- [DIRECTIONS FOR THIS TASK]:
The entries below are to be transcribed in full, without their images.
>> start RECORDED DATA
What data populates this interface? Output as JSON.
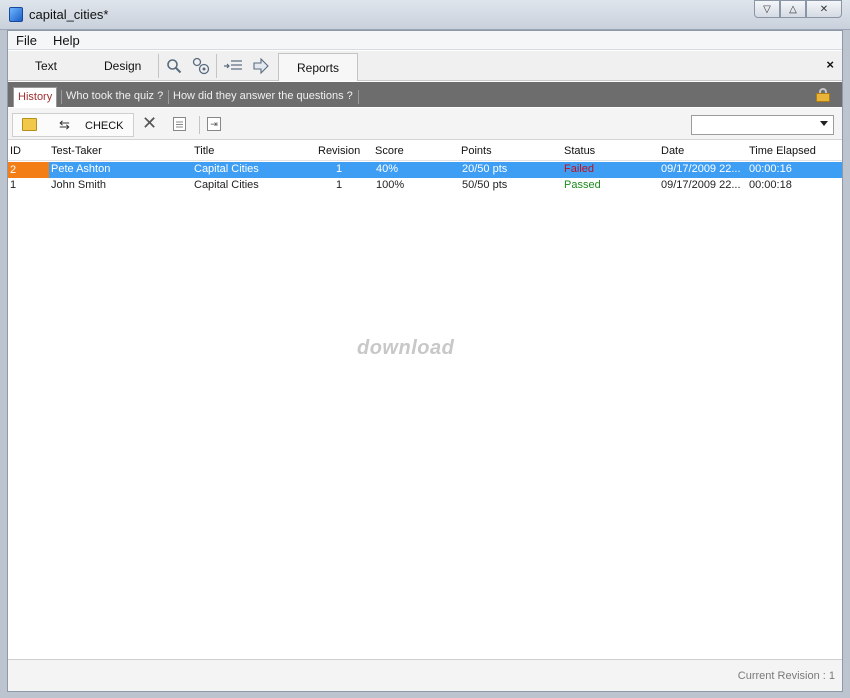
{
  "window": {
    "title": "capital_cities*"
  },
  "window_controls": {
    "minimize": "▽",
    "restore": "△",
    "close": "✕"
  },
  "menu": [
    {
      "label": "File"
    },
    {
      "label": "Help"
    }
  ],
  "toolbar": {
    "text_label": "Text",
    "design_label": "Design",
    "reports_label": "Reports",
    "close_symbol": "×"
  },
  "subtabs": [
    {
      "label": "History",
      "active": true
    },
    {
      "label": "Who took the quiz ?",
      "active": false
    },
    {
      "label": "How did they answer the questions ?",
      "active": false
    }
  ],
  "actions": {
    "check_label": "CHECK",
    "delete_symbol": "✕",
    "filter_value": ""
  },
  "table": {
    "columns": [
      "ID",
      "Test-Taker",
      "Title",
      "Revision",
      "Score",
      "Points",
      "Status",
      "Date",
      "Time Elapsed"
    ],
    "rows": [
      {
        "id": "2",
        "taker": "Pete Ashton",
        "title": "Capital Cities",
        "revision": "1",
        "score": "40%",
        "points": "20/50 pts",
        "status": "Failed",
        "date": "09/17/2009 22...",
        "elapsed": "00:00:16",
        "selected": true
      },
      {
        "id": "1",
        "taker": "John Smith",
        "title": "Capital Cities",
        "revision": "1",
        "score": "100%",
        "points": "50/50 pts",
        "status": "Passed",
        "date": "09/17/2009 22...",
        "elapsed": "00:00:18",
        "selected": false
      }
    ]
  },
  "watermark": "download",
  "status": {
    "revision_text": "Current Revision : 1"
  },
  "colors": {
    "selected_row": "#3e9ef3",
    "selected_id": "#f47e16",
    "failed": "#d0253a",
    "passed": "#1e8a1e"
  }
}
>> end RECORDED DATA
- [WRITTEN ANSWER]:
What data populates this interface? Output as JSON.
{
  "window": {
    "title": "capital_cities*"
  },
  "window_controls": {
    "minimize": "▽",
    "restore": "△",
    "close": "✕"
  },
  "menu": [
    {
      "label": "File"
    },
    {
      "label": "Help"
    }
  ],
  "toolbar": {
    "text_label": "Text",
    "design_label": "Design",
    "reports_label": "Reports",
    "close_symbol": "×"
  },
  "subtabs": [
    {
      "label": "History",
      "active": true
    },
    {
      "label": "Who took the quiz ?",
      "active": false
    },
    {
      "label": "How did they answer the questions ?",
      "active": false
    }
  ],
  "actions": {
    "check_label": "CHECK",
    "delete_symbol": "✕",
    "filter_value": ""
  },
  "table": {
    "columns": [
      "ID",
      "Test-Taker",
      "Title",
      "Revision",
      "Score",
      "Points",
      "Status",
      "Date",
      "Time Elapsed"
    ],
    "rows": [
      {
        "id": "2",
        "taker": "Pete Ashton",
        "title": "Capital Cities",
        "revision": "1",
        "score": "40%",
        "points": "20/50 pts",
        "status": "Failed",
        "date": "09/17/2009 22...",
        "elapsed": "00:00:16",
        "selected": true
      },
      {
        "id": "1",
        "taker": "John Smith",
        "title": "Capital Cities",
        "revision": "1",
        "score": "100%",
        "points": "50/50 pts",
        "status": "Passed",
        "date": "09/17/2009 22...",
        "elapsed": "00:00:18",
        "selected": false
      }
    ]
  },
  "watermark": "download",
  "status": {
    "revision_text": "Current Revision : 1"
  },
  "colors": {
    "selected_row": "#3e9ef3",
    "selected_id": "#f47e16",
    "failed": "#d0253a",
    "passed": "#1e8a1e"
  }
}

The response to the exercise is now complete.